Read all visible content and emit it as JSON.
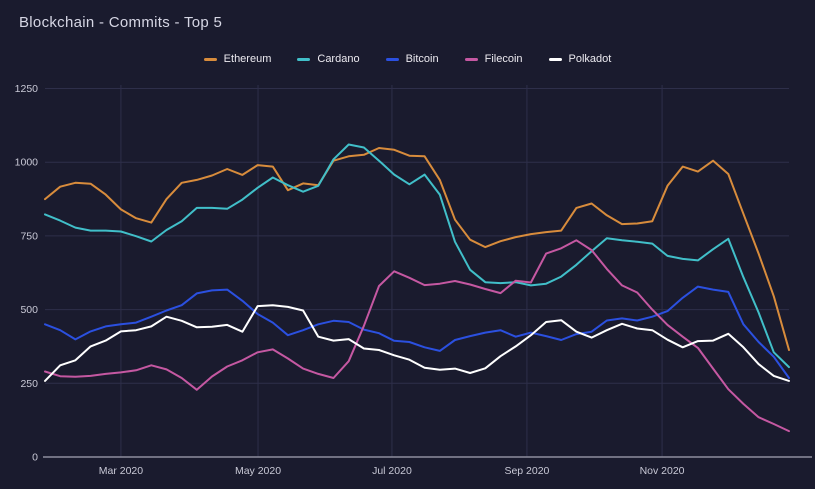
{
  "theme": {
    "background": "#1a1b2e",
    "title_color": "#d6d6e4",
    "grid_color": "#2e2f4a",
    "axis_line_color": "#8e8e9d",
    "tick_label_color": "#c9c9d6"
  },
  "chart_data": {
    "type": "line",
    "title": "Blockchain - Commits - Top 5",
    "xlabel": "",
    "ylabel": "",
    "ylim": [
      0,
      1250
    ],
    "yticks": [
      0,
      250,
      500,
      750,
      1000,
      1250
    ],
    "grid": {
      "horizontal": true,
      "vertical": true
    },
    "legend_position": "top",
    "x_unit": "week",
    "x_axis": {
      "tick_labels": [
        "Mar 2020",
        "May 2020",
        "Jul 2020",
        "Sep 2020",
        "Nov 2020"
      ],
      "tick_week_indices": [
        5.0,
        14.03,
        22.85,
        31.74,
        40.64
      ]
    },
    "series": [
      {
        "name": "Ethereum",
        "color": "#d88c3c",
        "values": [
          875,
          917,
          930,
          927,
          890,
          840,
          810,
          795,
          875,
          930,
          940,
          955,
          977,
          957,
          990,
          985,
          905,
          928,
          922,
          1005,
          1020,
          1025,
          1048,
          1042,
          1022,
          1020,
          940,
          805,
          737,
          712,
          732,
          746,
          756,
          763,
          768,
          845,
          860,
          820,
          790,
          792,
          800,
          920,
          985,
          968,
          1005,
          960,
          825,
          690,
          545,
          363
        ]
      },
      {
        "name": "Cardano",
        "color": "#41bfc9",
        "values": [
          823,
          802,
          778,
          768,
          768,
          765,
          749,
          731,
          770,
          800,
          845,
          845,
          842,
          873,
          913,
          948,
          922,
          900,
          920,
          1010,
          1060,
          1050,
          1005,
          958,
          925,
          958,
          890,
          730,
          635,
          593,
          590,
          593,
          582,
          588,
          612,
          652,
          698,
          742,
          735,
          730,
          724,
          682,
          672,
          667,
          705,
          740,
          610,
          490,
          355,
          305
        ]
      },
      {
        "name": "Bitcoin",
        "color": "#2b50e0",
        "values": [
          450,
          430,
          399,
          426,
          443,
          450,
          456,
          476,
          497,
          515,
          555,
          565,
          568,
          530,
          485,
          456,
          413,
          430,
          450,
          462,
          458,
          432,
          420,
          394,
          390,
          372,
          360,
          397,
          410,
          422,
          430,
          408,
          422,
          410,
          397,
          417,
          425,
          463,
          470,
          463,
          476,
          495,
          540,
          578,
          568,
          560,
          450,
          390,
          340,
          268
        ]
      },
      {
        "name": "Filecoin",
        "color": "#c558a2",
        "values": [
          290,
          274,
          272,
          275,
          282,
          287,
          294,
          311,
          297,
          268,
          228,
          273,
          307,
          328,
          355,
          365,
          334,
          300,
          282,
          268,
          325,
          445,
          580,
          630,
          608,
          583,
          588,
          597,
          585,
          570,
          556,
          598,
          592,
          690,
          708,
          735,
          702,
          638,
          582,
          558,
          500,
          448,
          408,
          370,
          300,
          230,
          180,
          135,
          112,
          88
        ]
      },
      {
        "name": "Polkadot",
        "color": "#ffffff",
        "values": [
          258,
          311,
          328,
          375,
          395,
          426,
          430,
          443,
          476,
          462,
          440,
          442,
          448,
          425,
          512,
          515,
          509,
          497,
          408,
          395,
          400,
          368,
          363,
          345,
          330,
          303,
          296,
          300,
          285,
          301,
          342,
          375,
          413,
          458,
          464,
          425,
          405,
          430,
          452,
          436,
          430,
          398,
          372,
          393,
          395,
          418,
          372,
          315,
          275,
          258
        ]
      }
    ]
  }
}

→ Written instruction: Every line is to be duplicated exactly, though pictures stay out.

→ Finished answer:
Read all visible content and emit it as JSON.
{
  "theme": {
    "background": "#1a1b2e",
    "title_color": "#d6d6e4",
    "grid_color": "#2e2f4a",
    "axis_line_color": "#8e8e9d",
    "tick_label_color": "#c9c9d6"
  },
  "chart_data": {
    "type": "line",
    "title": "Blockchain - Commits - Top 5",
    "xlabel": "",
    "ylabel": "",
    "ylim": [
      0,
      1250
    ],
    "yticks": [
      0,
      250,
      500,
      750,
      1000,
      1250
    ],
    "grid": {
      "horizontal": true,
      "vertical": true
    },
    "legend_position": "top",
    "x_unit": "week",
    "x_axis": {
      "tick_labels": [
        "Mar 2020",
        "May 2020",
        "Jul 2020",
        "Sep 2020",
        "Nov 2020"
      ],
      "tick_week_indices": [
        5.0,
        14.03,
        22.85,
        31.74,
        40.64
      ]
    },
    "series": [
      {
        "name": "Ethereum",
        "color": "#d88c3c",
        "values": [
          875,
          917,
          930,
          927,
          890,
          840,
          810,
          795,
          875,
          930,
          940,
          955,
          977,
          957,
          990,
          985,
          905,
          928,
          922,
          1005,
          1020,
          1025,
          1048,
          1042,
          1022,
          1020,
          940,
          805,
          737,
          712,
          732,
          746,
          756,
          763,
          768,
          845,
          860,
          820,
          790,
          792,
          800,
          920,
          985,
          968,
          1005,
          960,
          825,
          690,
          545,
          363
        ]
      },
      {
        "name": "Cardano",
        "color": "#41bfc9",
        "values": [
          823,
          802,
          778,
          768,
          768,
          765,
          749,
          731,
          770,
          800,
          845,
          845,
          842,
          873,
          913,
          948,
          922,
          900,
          920,
          1010,
          1060,
          1050,
          1005,
          958,
          925,
          958,
          890,
          730,
          635,
          593,
          590,
          593,
          582,
          588,
          612,
          652,
          698,
          742,
          735,
          730,
          724,
          682,
          672,
          667,
          705,
          740,
          610,
          490,
          355,
          305
        ]
      },
      {
        "name": "Bitcoin",
        "color": "#2b50e0",
        "values": [
          450,
          430,
          399,
          426,
          443,
          450,
          456,
          476,
          497,
          515,
          555,
          565,
          568,
          530,
          485,
          456,
          413,
          430,
          450,
          462,
          458,
          432,
          420,
          394,
          390,
          372,
          360,
          397,
          410,
          422,
          430,
          408,
          422,
          410,
          397,
          417,
          425,
          463,
          470,
          463,
          476,
          495,
          540,
          578,
          568,
          560,
          450,
          390,
          340,
          268
        ]
      },
      {
        "name": "Filecoin",
        "color": "#c558a2",
        "values": [
          290,
          274,
          272,
          275,
          282,
          287,
          294,
          311,
          297,
          268,
          228,
          273,
          307,
          328,
          355,
          365,
          334,
          300,
          282,
          268,
          325,
          445,
          580,
          630,
          608,
          583,
          588,
          597,
          585,
          570,
          556,
          598,
          592,
          690,
          708,
          735,
          702,
          638,
          582,
          558,
          500,
          448,
          408,
          370,
          300,
          230,
          180,
          135,
          112,
          88
        ]
      },
      {
        "name": "Polkadot",
        "color": "#ffffff",
        "values": [
          258,
          311,
          328,
          375,
          395,
          426,
          430,
          443,
          476,
          462,
          440,
          442,
          448,
          425,
          512,
          515,
          509,
          497,
          408,
          395,
          400,
          368,
          363,
          345,
          330,
          303,
          296,
          300,
          285,
          301,
          342,
          375,
          413,
          458,
          464,
          425,
          405,
          430,
          452,
          436,
          430,
          398,
          372,
          393,
          395,
          418,
          372,
          315,
          275,
          258
        ]
      }
    ]
  }
}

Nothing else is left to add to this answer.